* _TO BE DONE_
Show every line below where "Engineering" can be found.

* _RECORDS TO USE_
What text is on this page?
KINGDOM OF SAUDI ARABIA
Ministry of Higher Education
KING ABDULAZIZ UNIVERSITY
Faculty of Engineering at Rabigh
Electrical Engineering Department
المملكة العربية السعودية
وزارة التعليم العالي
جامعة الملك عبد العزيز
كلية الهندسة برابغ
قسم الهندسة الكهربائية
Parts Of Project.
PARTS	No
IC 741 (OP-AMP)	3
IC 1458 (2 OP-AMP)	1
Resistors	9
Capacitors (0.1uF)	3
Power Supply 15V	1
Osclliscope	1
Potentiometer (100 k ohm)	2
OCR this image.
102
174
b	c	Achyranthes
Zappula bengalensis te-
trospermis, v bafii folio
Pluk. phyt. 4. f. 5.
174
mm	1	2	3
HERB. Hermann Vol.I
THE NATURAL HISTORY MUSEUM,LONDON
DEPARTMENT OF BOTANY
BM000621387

* _FINAL RESULT_
Faculty of Engineering at Rabigh
Electrical Engineering Department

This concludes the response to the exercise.